**Work instruction 1:**
In the text on protecting kids from traffic and polluted air, what letters were printed on the friends' t-shirts?
**Work instruction 2:**
Reproduce the text on protecting kids from traffic and polluted air from "Es una lucha" down to "una comunidad saludable.", swapping "puerto" for "aeropuerto".

==== Source extract

Protecting Kids from Traffic and Polluted Air

Share Carolina Martinez’ conversation with Yesenia Ceballos and support the #ZeroEmissionsNow campaign.

Yesenia Ceballos had long been concerned about her children’s safety negotiating the traffic and toxic paint vapors coming from the auto body and repair shops in her neighborhood near the port in Old Town National City, California. She was intrigued when she met up with friends who were celebrating a hard-won victory to have street lights and crossing signs to protect children from the traffic. She asked them why their t-shirts all said “EHC,” and that began her involvement with the Environmental Health Coalition.

Carolina Martinez, Policy Advocate with Environmental Health Coalition in National City California, spoke with Yesenia Ceballos, environmental justice promoter in Old Town National City about what motivates her to improve quality of life in her neighborhood. Here are excerpts from their conversation, which you can hear on StoryCorps.me.

YESENIA CEBALLOS: Tenemos los talleres de mecánica, talleres de carrocería y pintura, talleres de soldadura, tenemos muchos contaminantes, tenemos el freeway 5 que está muy cerca de aquí de nuestras escuelas, de nuestras casas. Entonces tenemos revuelto lo que son casas y negocios, entonces eso es una bomba constante para nuestros niños … Por ejemplo, yo vivo a dos calles, a dos casas de ahí de ahí de uno de estos talleres, en donde pintan barcos. Entonces, todo ese olor de pintura sale, diariamente están pintando carr—barcos, igual carros también hay muchos talleres cerca. Entonces, a tres casas más está la escuela, entonces todo esto lo están respirando nuestros niños cuando salen a hacer su deporte, ellos están respirando todo esto. Entonces, si juntamos lo del freeway, lo del puerto, porque también tenemos un puerto cerca. Entonces, si juntamos todos esos contaminantes, es algo que está dañando nuestros niños, sus pulmones, que puede causarles asma, son muchos factores que tienen ellos.

 

YESENIA CEBALLOS: There are mechanical workshops, paint and body shops, welding shops, and there are many contaminants, and on top of that Freeway 5, which is very close to our schools and our houses. Therefore, we lived on top of each other, houses and businesses scrambled together, which was a ticking bomb for our children … For example, I live two blocks away, two houses from one of these repair shops, where they paint ships. Every day, all that paint odor comes out, because of all the paint they use for ships, and there are also many paint shops for cars nearby. Three blocks after, there is the school. So all our children are breathing this when they go out and play sports, they are breathing all of this. Then, if we combine the pollution from the freeway and the port–because we also have a port nearby–, well, if we combine all these, it is really harming our children. Damaging their lungs, which can cause asthma, there are many factors involved.

 

Es una lucha constante hacer que estas industrias y negocios tengan en cuenta nuestro bienestar. El puerto tiene un gran impacto en la salud de nosotros, y debe tomar responsabilidad con sus vecinos. Pero esto no pasa si nosotros no estamos ahí, luchando, participando para que este cambio se pueda hacer. Nosotros también tenemos derecho a vivir en una comunidad saludable. 

 

It is a constant struggle to make these industries and businesses aware of our wellbeing. The port has a major impact on our health, and we should take responsibility for our community. However, this will not happen if we are not there, fighting and participating to make this change happen. Because we also have the right to live in a healthy community.

========
==== Record excerpts

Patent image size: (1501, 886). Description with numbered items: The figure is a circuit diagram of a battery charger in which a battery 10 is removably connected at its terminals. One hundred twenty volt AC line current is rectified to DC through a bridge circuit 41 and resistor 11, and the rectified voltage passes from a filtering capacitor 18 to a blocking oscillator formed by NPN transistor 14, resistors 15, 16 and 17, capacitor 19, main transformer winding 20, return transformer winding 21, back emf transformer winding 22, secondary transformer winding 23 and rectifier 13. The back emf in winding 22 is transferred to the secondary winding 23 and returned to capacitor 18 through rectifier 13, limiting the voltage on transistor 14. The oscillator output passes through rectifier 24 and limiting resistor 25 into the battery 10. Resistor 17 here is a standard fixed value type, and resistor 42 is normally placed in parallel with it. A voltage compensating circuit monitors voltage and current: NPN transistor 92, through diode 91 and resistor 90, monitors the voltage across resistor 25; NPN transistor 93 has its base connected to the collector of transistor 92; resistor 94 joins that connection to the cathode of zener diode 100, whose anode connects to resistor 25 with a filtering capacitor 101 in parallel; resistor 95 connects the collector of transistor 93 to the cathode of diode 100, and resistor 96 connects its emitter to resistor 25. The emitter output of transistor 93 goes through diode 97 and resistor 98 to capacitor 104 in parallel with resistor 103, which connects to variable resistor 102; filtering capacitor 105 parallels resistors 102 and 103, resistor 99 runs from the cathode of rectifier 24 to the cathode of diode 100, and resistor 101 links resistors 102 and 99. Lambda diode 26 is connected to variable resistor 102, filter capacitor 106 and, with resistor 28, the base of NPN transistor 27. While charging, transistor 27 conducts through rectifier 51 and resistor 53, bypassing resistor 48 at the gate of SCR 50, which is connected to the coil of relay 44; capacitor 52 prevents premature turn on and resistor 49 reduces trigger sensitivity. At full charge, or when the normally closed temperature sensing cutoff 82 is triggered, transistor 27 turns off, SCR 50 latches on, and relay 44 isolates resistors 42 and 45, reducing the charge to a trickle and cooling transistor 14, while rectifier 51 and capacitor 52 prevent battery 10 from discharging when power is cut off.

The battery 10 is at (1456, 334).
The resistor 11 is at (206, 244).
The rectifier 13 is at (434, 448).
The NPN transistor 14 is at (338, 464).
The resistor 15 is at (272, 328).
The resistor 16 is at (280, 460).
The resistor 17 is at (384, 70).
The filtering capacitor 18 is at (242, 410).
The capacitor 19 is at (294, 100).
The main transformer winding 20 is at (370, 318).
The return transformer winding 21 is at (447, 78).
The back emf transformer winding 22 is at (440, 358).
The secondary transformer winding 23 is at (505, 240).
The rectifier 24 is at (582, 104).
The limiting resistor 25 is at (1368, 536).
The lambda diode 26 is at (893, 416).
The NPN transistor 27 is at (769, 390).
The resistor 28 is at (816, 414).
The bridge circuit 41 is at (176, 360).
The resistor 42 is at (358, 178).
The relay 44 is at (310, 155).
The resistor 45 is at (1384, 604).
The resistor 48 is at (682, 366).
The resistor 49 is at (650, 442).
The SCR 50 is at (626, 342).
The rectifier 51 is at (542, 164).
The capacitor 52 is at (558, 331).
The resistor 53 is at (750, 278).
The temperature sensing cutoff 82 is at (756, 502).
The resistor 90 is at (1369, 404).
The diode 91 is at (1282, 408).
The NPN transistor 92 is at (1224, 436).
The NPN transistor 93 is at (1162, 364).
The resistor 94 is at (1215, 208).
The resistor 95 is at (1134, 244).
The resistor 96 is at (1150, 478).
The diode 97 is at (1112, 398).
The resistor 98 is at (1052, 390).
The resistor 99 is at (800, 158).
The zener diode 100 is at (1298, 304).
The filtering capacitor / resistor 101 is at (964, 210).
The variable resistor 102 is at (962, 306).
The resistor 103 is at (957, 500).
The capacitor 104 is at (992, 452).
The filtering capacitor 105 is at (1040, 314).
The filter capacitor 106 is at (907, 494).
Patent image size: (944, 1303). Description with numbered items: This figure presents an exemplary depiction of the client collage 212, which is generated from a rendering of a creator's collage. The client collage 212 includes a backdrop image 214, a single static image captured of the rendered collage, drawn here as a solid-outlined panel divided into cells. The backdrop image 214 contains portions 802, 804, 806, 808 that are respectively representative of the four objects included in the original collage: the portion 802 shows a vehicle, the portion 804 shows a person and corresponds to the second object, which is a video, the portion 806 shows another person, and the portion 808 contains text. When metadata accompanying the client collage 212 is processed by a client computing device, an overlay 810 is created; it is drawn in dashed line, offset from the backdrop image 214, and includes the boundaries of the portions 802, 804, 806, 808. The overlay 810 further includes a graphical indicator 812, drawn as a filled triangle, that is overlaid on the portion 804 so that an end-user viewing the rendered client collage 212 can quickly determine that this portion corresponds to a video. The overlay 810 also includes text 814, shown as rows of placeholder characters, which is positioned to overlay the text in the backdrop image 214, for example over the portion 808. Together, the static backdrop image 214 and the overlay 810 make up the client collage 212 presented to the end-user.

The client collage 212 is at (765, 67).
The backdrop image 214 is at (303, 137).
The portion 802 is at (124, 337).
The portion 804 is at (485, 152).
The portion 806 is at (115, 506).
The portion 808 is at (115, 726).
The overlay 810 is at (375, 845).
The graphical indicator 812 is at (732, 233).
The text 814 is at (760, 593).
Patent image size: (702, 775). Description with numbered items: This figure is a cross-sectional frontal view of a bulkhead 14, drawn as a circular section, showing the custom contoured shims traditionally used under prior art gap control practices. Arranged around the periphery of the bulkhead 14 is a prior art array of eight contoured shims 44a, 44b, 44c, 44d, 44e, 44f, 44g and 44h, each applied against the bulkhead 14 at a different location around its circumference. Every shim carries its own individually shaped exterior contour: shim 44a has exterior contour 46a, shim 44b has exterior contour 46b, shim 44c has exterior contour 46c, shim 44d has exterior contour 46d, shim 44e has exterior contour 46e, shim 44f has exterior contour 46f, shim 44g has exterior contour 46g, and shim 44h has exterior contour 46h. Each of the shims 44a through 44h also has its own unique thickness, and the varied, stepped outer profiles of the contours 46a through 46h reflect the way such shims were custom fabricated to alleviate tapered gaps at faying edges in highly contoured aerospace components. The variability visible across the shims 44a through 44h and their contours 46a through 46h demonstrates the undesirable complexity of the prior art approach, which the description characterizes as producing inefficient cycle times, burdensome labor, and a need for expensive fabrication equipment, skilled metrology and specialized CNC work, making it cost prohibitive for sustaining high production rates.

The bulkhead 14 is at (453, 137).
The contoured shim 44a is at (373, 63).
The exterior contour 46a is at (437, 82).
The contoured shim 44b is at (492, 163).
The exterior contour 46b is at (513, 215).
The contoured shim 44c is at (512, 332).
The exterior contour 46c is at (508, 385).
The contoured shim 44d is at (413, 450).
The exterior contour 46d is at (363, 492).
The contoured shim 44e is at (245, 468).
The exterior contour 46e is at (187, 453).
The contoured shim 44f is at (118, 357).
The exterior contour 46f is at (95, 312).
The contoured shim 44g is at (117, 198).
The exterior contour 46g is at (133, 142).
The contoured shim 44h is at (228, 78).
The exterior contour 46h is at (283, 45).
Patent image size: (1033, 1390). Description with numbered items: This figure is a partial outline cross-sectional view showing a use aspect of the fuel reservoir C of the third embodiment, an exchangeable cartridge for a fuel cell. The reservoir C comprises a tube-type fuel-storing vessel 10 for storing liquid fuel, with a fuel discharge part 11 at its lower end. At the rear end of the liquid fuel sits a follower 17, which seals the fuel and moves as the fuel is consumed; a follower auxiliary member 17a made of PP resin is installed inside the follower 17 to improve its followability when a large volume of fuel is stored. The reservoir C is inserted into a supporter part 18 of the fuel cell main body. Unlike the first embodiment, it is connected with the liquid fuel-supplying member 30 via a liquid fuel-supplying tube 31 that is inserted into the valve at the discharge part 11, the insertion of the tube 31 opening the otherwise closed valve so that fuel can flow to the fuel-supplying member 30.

========

**Task solution 1:**
EHC

**Task solution 2:**
Es una lucha constante hacer que estas industrias y negocios tengan en cuenta nuestro bienestar. El aeropuerto tiene un gran impacto en la salud de nosotros, y debe tomar responsabilidad con sus vecinos. Pero esto no pasa si nosotros no estamos ahí, luchando, participando para que este cambio se pueda hacer. Nosotros también tenemos derecho a vivir en una comunidad saludable.